» DIRECTIVE
Exactly reproduce all the records, keeping pictures out of the copy.

== RECORDS SUPPLIED

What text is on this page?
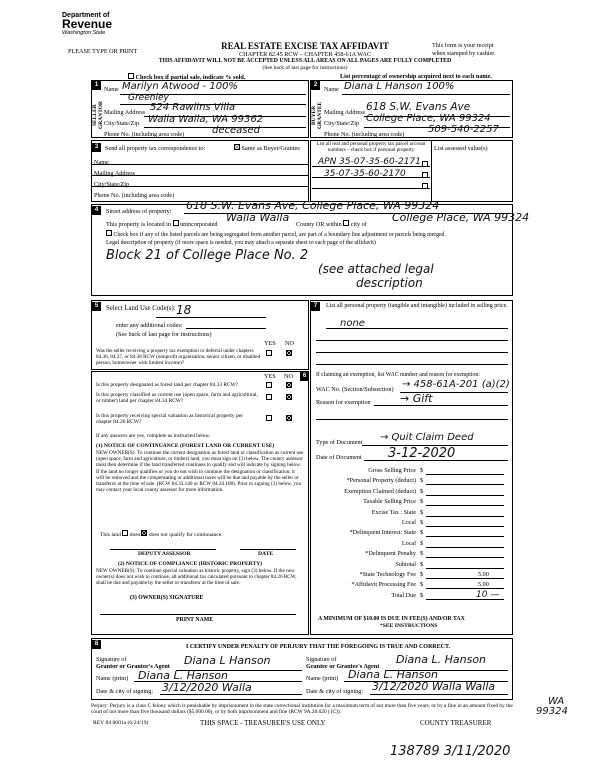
Department of
Revenue
Washington State
PLEASE TYPE OR PRINT
REAL ESTATE EXCISE TAX AFFIDAVIT
CHAPTER 82.45 RCW – CHAPTER 458-61A WAC
THIS AFFIDAVIT WILL NOT BE ACCEPTED UNLESS ALL AREAS ON ALL PAGES ARE FULLY COMPLETED
(See back of last page for instructions)
This form is your receipt
when stamped by cashier.
Check box if partial sale, indicate % sold.	List percentage of ownership acquired next to each name.
1
SELLER GRANTOR
Name Marilyn Atwood - 100%
Greenley
Mailing Address 524 Rawlins Villa
City/State/Zip Walla Walla, WA 99362
Phone No. (including area code)	deceased
2
BUYER GRANTEE
Name Diana L Hanson 100%
Mailing Address 618 S.W. Evans Ave
City/State/Zip College Place, WA 99324
Phone No. (including area code) 509-540-2257
3	Send all property tax correspondence to:	Same as Buyer/Grantee
Name
Mailing Address
City/State/Zip
Phone No. (including area code)
List all real and personal property tax parcel account numbers – check box if personal property	List assessed value(s)
APN 35-07-35-60-2171
35-07-35-60-2170
4	Street address of property: 618 S.W. Evans Ave, College Place, WA 99324
This property is located in unincorporated
Walla Walla
County OR within city of
College Place, WA 99324
Check box if any of the listed parcels are being segregated from another parcel, are part of a boundary line adjustment or parcels being merged.
Legal description of property (if more space is needed, you may attach a separate sheet to each page of the affidavit)
Block 21 of College Place No. 2
(see attached legal
description
5	Select Land Use Code(s): 18
enter any additional codes:
(See back of last page for instructions)
YES NO
Was the seller receiving a property tax exemption or deferral under chapters 84.36, 84.37, or 84.38 RCW (nonprofit organization, senior citizen, or disabled person, homeowner with limited income)?
6
YES NO
Is this property designated as forest land per chapter 84.33 RCW?
Is this property classified as current use (open space, farm and agricultural, or timber) land per chapter 84.34 RCW?
Is this property receiving special valuation as historical property per chapter 84.26 RCW?
If any answers are yes, complete as instructed below.
(1) NOTICE OF CONTINUANCE (FOREST LAND OR CURRENT USE)
NEW OWNER(S): To continue the current designation as forest land or classification as current use (open space, farm and agriculture, or timber) land, you must sign on (3) below. The county assessor must then determine if the land transferred continues to qualify and will indicate by signing below. If the land no longer qualifies or you do not wish to continue the designation or classification, it will be removed and the compensating or additional taxes will be due and payable by the seller or transferor at the time of sale. (RCW 84.33.140 or RCW 84.34.108). Prior to signing (3) below, you may contact your local county assessor for more information.
This land does does not qualify for continuance.
DEPUTY ASSESSOR	DATE
(2) NOTICE OF COMPLIANCE (HISTORIC PROPERTY)
NEW OWNER(S): To continue special valuation as historic property, sign (3) below. If the new owner(s) does not wish to continue, all additional tax calculated pursuant to chapter 84.26 RCW, shall be due and payable by the seller or transferor at the time of sale.
(3) OWNER(S) SIGNATURE
PRINT NAME
7	List all personal property (tangible and intangible) included in selling price.
none
If claiming an exemption, list WAC number and reason for exemption:
WAC No. (Section/Subsection) → 458-61A-201 (a)(2)
Reason for exemption	→ Gift
Type of Document → Quit Claim Deed
Date of Document 3-12-2020
Gross Selling Price $
*Personal Property (deduct) $
Exemption Claimed (deduct) $
Taxable Selling Price $
Excise Tax : State $
Local $
*Delinquent Interest: State $
Local $
*Delinquent Penalty $
Subtotal $
*State Technology Fee $	5.00
*Affidavit Processing Fee $	5.00
Total Due $	10 —
A MINIMUM OF $10.00 IS DUE IN FEE(S) AND/OR TAX
*SEE INSTRUCTIONS
8	I CERTIFY UNDER PENALTY OF PERJURY THAT THE FOREGOING IS TRUE AND CORRECT.
Signature of
Grantor or Grantor's Agent Diana L Hanson
Name (print) Diana L. Hanson
Date & city of signing: 3/12/2020 Walla
Signature of
Grantee or Grantee's Agent
Diana L. Hanson
Name (print) Diana L. Hanson
Date & city of signing: 3/12/2020 Walla Walla
WA
99324
Perjury: Perjury is a class C felony which is punishable by imprisonment in the state correctional institution for a maximum term of not more than five years, or by a fine in an amount fixed by the court of not more than five thousand dollars ($5,000.00), or by both imprisonment and fine (RCW 9A.20.020 (1C)).
REV 84 0001a (6/24/19)	THIS SPACE - TREASURER'S USE ONLY	COUNTY TREASURER
138789 3/11/2020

====

» SOLUTION TO THIS EXERCISE
What text is on this page?
Department of
Revenue
Washington State
PLEASE TYPE OR PRINT
REAL ESTATE EXCISE TAX AFFIDAVIT
CHAPTER 82.45 RCW – CHAPTER 458-61A WAC
THIS AFFIDAVIT WILL NOT BE ACCEPTED UNLESS ALL AREAS ON ALL PAGES ARE FULLY COMPLETED
(See back of last page for instructions)
This form is your receipt
when stamped by cashier.
Check box if partial sale, indicate % sold.	List percentage of ownership acquired next to each name.
1
SELLER GRANTOR
Name Marilyn Atwood - 100%
Greenley
Mailing Address 524 Rawlins Villa
City/State/Zip Walla Walla, WA 99362
Phone No. (including area code)	deceased
2
BUYER GRANTEE
Name Diana L Hanson 100%
Mailing Address 618 S.W. Evans Ave
City/State/Zip College Place, WA 99324
Phone No. (including area code) 509-540-2257
3	Send all property tax correspondence to:	Same as Buyer/Grantee
Name
Mailing Address
City/State/Zip
Phone No. (including area code)
List all real and personal property tax parcel account numbers – check box if personal property	List assessed value(s)
APN 35-07-35-60-2171
35-07-35-60-2170
4	Street address of property: 618 S.W. Evans Ave, College Place, WA 99324
This property is located in unincorporated
Walla Walla
County OR within city of
College Place, WA 99324
Check box if any of the listed parcels are being segregated from another parcel, are part of a boundary line adjustment or parcels being merged.
Legal description of property (if more space is needed, you may attach a separate sheet to each page of the affidavit)
Block 21 of College Place No. 2
(see attached legal
description
5	Select Land Use Code(s): 18
enter any additional codes:
(See back of last page for instructions)
YES NO
Was the seller receiving a property tax exemption or deferral under chapters 84.36, 84.37, or 84.38 RCW (nonprofit organization, senior citizen, or disabled person, homeowner with limited income)?
6
YES NO
Is this property designated as forest land per chapter 84.33 RCW?
Is this property classified as current use (open space, farm and agricultural, or timber) land per chapter 84.34 RCW?
Is this property receiving special valuation as historical property per chapter 84.26 RCW?
If any answers are yes, complete as instructed below.
(1) NOTICE OF CONTINUANCE (FOREST LAND OR CURRENT USE)
NEW OWNER(S): To continue the current designation as forest land or classification as current use (open space, farm and agriculture, or timber) land, you must sign on (3) below. The county assessor must then determine if the land transferred continues to qualify and will indicate by signing below. If the land no longer qualifies or you do not wish to continue the designation or classification, it will be removed and the compensating or additional taxes will be due and payable by the seller or transferor at the time of sale. (RCW 84.33.140 or RCW 84.34.108). Prior to signing (3) below, you may contact your local county assessor for more information.
This land does does not qualify for continuance.
DEPUTY ASSESSOR	DATE
(2) NOTICE OF COMPLIANCE (HISTORIC PROPERTY)
NEW OWNER(S): To continue special valuation as historic property, sign (3) below. If the new owner(s) does not wish to continue, all additional tax calculated pursuant to chapter 84.26 RCW, shall be due and payable by the seller or transferor at the time of sale.
(3) OWNER(S) SIGNATURE
PRINT NAME
7	List all personal property (tangible and intangible) included in selling price.
none
If claiming an exemption, list WAC number and reason for exemption:
WAC No. (Section/Subsection) → 458-61A-201 (a)(2)
Reason for exemption	→ Gift
Type of Document → Quit Claim Deed
Date of Document 3-12-2020
Gross Selling Price $
*Personal Property (deduct) $
Exemption Claimed (deduct) $
Taxable Selling Price $
Excise Tax : State $
Local $
*Delinquent Interest: State $
Local $
*Delinquent Penalty $
Subtotal $
*State Technology Fee $	5.00
*Affidavit Processing Fee $	5.00
Total Due $	10 —
A MINIMUM OF $10.00 IS DUE IN FEE(S) AND/OR TAX
*SEE INSTRUCTIONS
8	I CERTIFY UNDER PENALTY OF PERJURY THAT THE FOREGOING IS TRUE AND CORRECT.
Signature of
Grantor or Grantor's Agent Diana L Hanson
Name (print) Diana L. Hanson
Date & city of signing: 3/12/2020 Walla
Signature of
Grantee or Grantee's Agent
Diana L. Hanson
Name (print) Diana L. Hanson
Date & city of signing: 3/12/2020 Walla Walla
WA
99324
Perjury: Perjury is a class C felony which is punishable by imprisonment in the state correctional institution for a maximum term of not more than five years, or by a fine in an amount fixed by the court of not more than five thousand dollars ($5,000.00), or by both imprisonment and fine (RCW 9A.20.020 (1C)).
REV 84 0001a (6/24/19)	THIS SPACE - TREASURER'S USE ONLY	COUNTY TREASURER
138789 3/11/2020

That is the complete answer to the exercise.